> _Data provided_:

☆ ☆ ☆ ☆ ☆ ☆ ☆

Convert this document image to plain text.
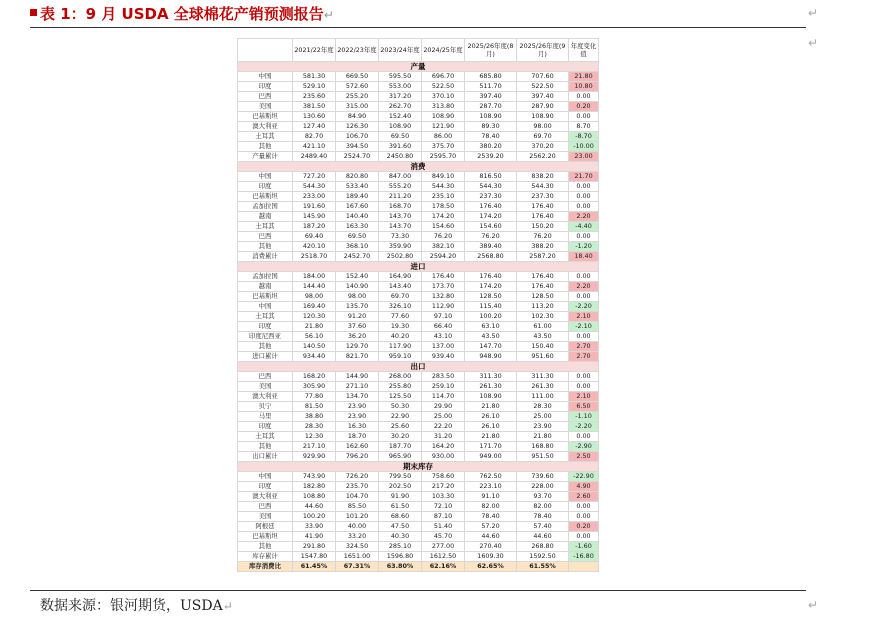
表 1：9 月 USDA 全球棉花产销预测报告↵	↵
↵
	2021/22年度	2022/23年度	2023/24年度	2024/25年度	2025/26年度(8月)	2025/26年度(9月)	年度变化值
产量							
中国	581.30	669.50	595.50	696.70	685.80	707.60	21.80
印度	529.10	572.60	553.00	522.50	511.70	522.50	10.80
巴西	235.60	255.20	317.20	370.10	397.40	397.40	0.00
美国	381.50	315.00	262.70	313.80	287.70	287.90	0.20
巴基斯坦	130.60	84.90	152.40	108.90	108.90	108.90	0.00
澳大利亚	127.40	126.30	108.90	121.90	89.30	98.00	8.70
土耳其	82.70	106.70	69.50	86.00	78.40	69.70	-8.70
其他	421.10	394.50	391.60	375.70	380.20	370.20	-10.00
产量累计	2489.40	2524.70	2450.80	2595.70	2539.20	2562.20	23.00
消费							
中国	727.20	820.80	847.00	849.10	816.50	838.20	21.70
印度	544.30	533.40	555.20	544.30	544.30	544.30	0.00
巴基斯坦	233.00	189.40	211.20	235.10	237.30	237.30	0.00
孟加拉国	191.60	167.60	168.70	178.50	176.40	176.40	0.00
越南	145.90	140.40	143.70	174.20	174.20	176.40	2.20
土耳其	187.20	163.30	143.70	154.60	154.60	150.20	-4.40
巴西	69.40	69.50	73.30	76.20	76.20	76.20	0.00
其他	420.10	368.10	359.90	382.10	389.40	388.20	-1.20
消费累计	2518.70	2452.70	2502.80	2594.20	2568.80	2587.20	18.40
进口							
孟加拉国	184.00	152.40	164.90	176.40	176.40	176.40	0.00
越南	144.40	140.90	143.40	173.70	174.20	176.40	2.20
巴基斯坦	98.00	98.00	69.70	132.80	128.50	128.50	0.00
中国	169.40	135.70	326.10	112.90	115.40	113.20	-2.20
土耳其	120.30	91.20	77.60	97.10	100.20	102.30	2.10
印度	21.80	37.60	19.30	66.40	63.10	61.00	-2.10
印度尼西亚	56.10	36.20	40.20	43.10	43.50	43.50	0.00
其他	140.50	129.70	117.90	137.00	147.70	150.40	2.70
进口累计	934.40	821.70	959.10	939.40	948.90	951.60	2.70
出口							
巴西	168.20	144.90	268.00	283.50	311.30	311.30	0.00
美国	305.90	271.10	255.80	259.10	261.30	261.30	0.00
澳大利亚	77.80	134.70	125.50	114.70	108.90	111.00	2.10
贝宁	81.50	23.90	50.30	29.90	21.80	28.30	6.50
马里	38.80	23.90	22.90	25.00	26.10	25.00	-1.10
印度	28.30	16.30	25.60	22.20	26.10	23.90	-2.20
土耳其	12.30	18.70	30.20	31.20	21.80	21.80	0.00
其他	217.10	162.60	187.70	164.20	171.70	168.80	-2.90
出口累计	929.90	796.20	965.90	930.00	949.00	951.50	2.50
期末库存							
中国	743.90	726.20	799.50	758.60	762.50	739.60	-22.90
印度	182.80	235.70	202.50	217.20	223.10	228.00	4.90
澳大利亚	108.80	104.70	91.90	103.30	91.10	93.70	2.60
巴西	44.60	85.50	61.50	72.10	82.00	82.00	0.00
美国	100.20	101.20	68.60	87.10	78.40	78.40	0.00
阿根廷	33.90	40.00	47.50	51.40	57.20	57.40	0.20
巴基斯坦	41.90	33.20	40.30	45.70	44.60	44.60	0.00
其他	291.80	324.50	285.10	277.00	270.40	268.80	-1.60
库存累计	1547.80	1651.00	1596.80	1612.50	1609.30	1592.50	-16.80
库存消费比	61.45%	67.31%	63.80%	62.16%	62.65%	61.55%	
数据来源：银河期货，USDA↵	↵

☆ ☆ ☆ ☆ ☆ ☆ ☆

> _Exercise_:
Omit the pictures and reproduce the listing exactly.

> _Task answer_:
Convert this document image to plain text.
表 1：9 月 USDA 全球棉花产销预测报告↵	↵
↵
	2021/22年度	2022/23年度	2023/24年度	2024/25年度	2025/26年度(8月)	2025/26年度(9月)	年度变化值
产量							
中国	581.30	669.50	595.50	696.70	685.80	707.60	21.80
印度	529.10	572.60	553.00	522.50	511.70	522.50	10.80
巴西	235.60	255.20	317.20	370.10	397.40	397.40	0.00
美国	381.50	315.00	262.70	313.80	287.70	287.90	0.20
巴基斯坦	130.60	84.90	152.40	108.90	108.90	108.90	0.00
澳大利亚	127.40	126.30	108.90	121.90	89.30	98.00	8.70
土耳其	82.70	106.70	69.50	86.00	78.40	69.70	-8.70
其他	421.10	394.50	391.60	375.70	380.20	370.20	-10.00
产量累计	2489.40	2524.70	2450.80	2595.70	2539.20	2562.20	23.00
消费							
中国	727.20	820.80	847.00	849.10	816.50	838.20	21.70
印度	544.30	533.40	555.20	544.30	544.30	544.30	0.00
巴基斯坦	233.00	189.40	211.20	235.10	237.30	237.30	0.00
孟加拉国	191.60	167.60	168.70	178.50	176.40	176.40	0.00
越南	145.90	140.40	143.70	174.20	174.20	176.40	2.20
土耳其	187.20	163.30	143.70	154.60	154.60	150.20	-4.40
巴西	69.40	69.50	73.30	76.20	76.20	76.20	0.00
其他	420.10	368.10	359.90	382.10	389.40	388.20	-1.20
消费累计	2518.70	2452.70	2502.80	2594.20	2568.80	2587.20	18.40
进口							
孟加拉国	184.00	152.40	164.90	176.40	176.40	176.40	0.00
越南	144.40	140.90	143.40	173.70	174.20	176.40	2.20
巴基斯坦	98.00	98.00	69.70	132.80	128.50	128.50	0.00
中国	169.40	135.70	326.10	112.90	115.40	113.20	-2.20
土耳其	120.30	91.20	77.60	97.10	100.20	102.30	2.10
印度	21.80	37.60	19.30	66.40	63.10	61.00	-2.10
印度尼西亚	56.10	36.20	40.20	43.10	43.50	43.50	0.00
其他	140.50	129.70	117.90	137.00	147.70	150.40	2.70
进口累计	934.40	821.70	959.10	939.40	948.90	951.60	2.70
出口							
巴西	168.20	144.90	268.00	283.50	311.30	311.30	0.00
美国	305.90	271.10	255.80	259.10	261.30	261.30	0.00
澳大利亚	77.80	134.70	125.50	114.70	108.90	111.00	2.10
贝宁	81.50	23.90	50.30	29.90	21.80	28.30	6.50
马里	38.80	23.90	22.90	25.00	26.10	25.00	-1.10
印度	28.30	16.30	25.60	22.20	26.10	23.90	-2.20
土耳其	12.30	18.70	30.20	31.20	21.80	21.80	0.00
其他	217.10	162.60	187.70	164.20	171.70	168.80	-2.90
出口累计	929.90	796.20	965.90	930.00	949.00	951.50	2.50
期末库存							
中国	743.90	726.20	799.50	758.60	762.50	739.60	-22.90
印度	182.80	235.70	202.50	217.20	223.10	228.00	4.90
澳大利亚	108.80	104.70	91.90	103.30	91.10	93.70	2.60
巴西	44.60	85.50	61.50	72.10	82.00	82.00	0.00
美国	100.20	101.20	68.60	87.10	78.40	78.40	0.00
阿根廷	33.90	40.00	47.50	51.40	57.20	57.40	0.20
巴基斯坦	41.90	33.20	40.30	45.70	44.60	44.60	0.00
其他	291.80	324.50	285.10	277.00	270.40	268.80	-1.60
库存累计	1547.80	1651.00	1596.80	1612.50	1609.30	1592.50	-16.80
库存消费比	61.45%	67.31%	63.80%	62.16%	62.65%	61.55%	
数据来源：银河期货，USDA↵	↵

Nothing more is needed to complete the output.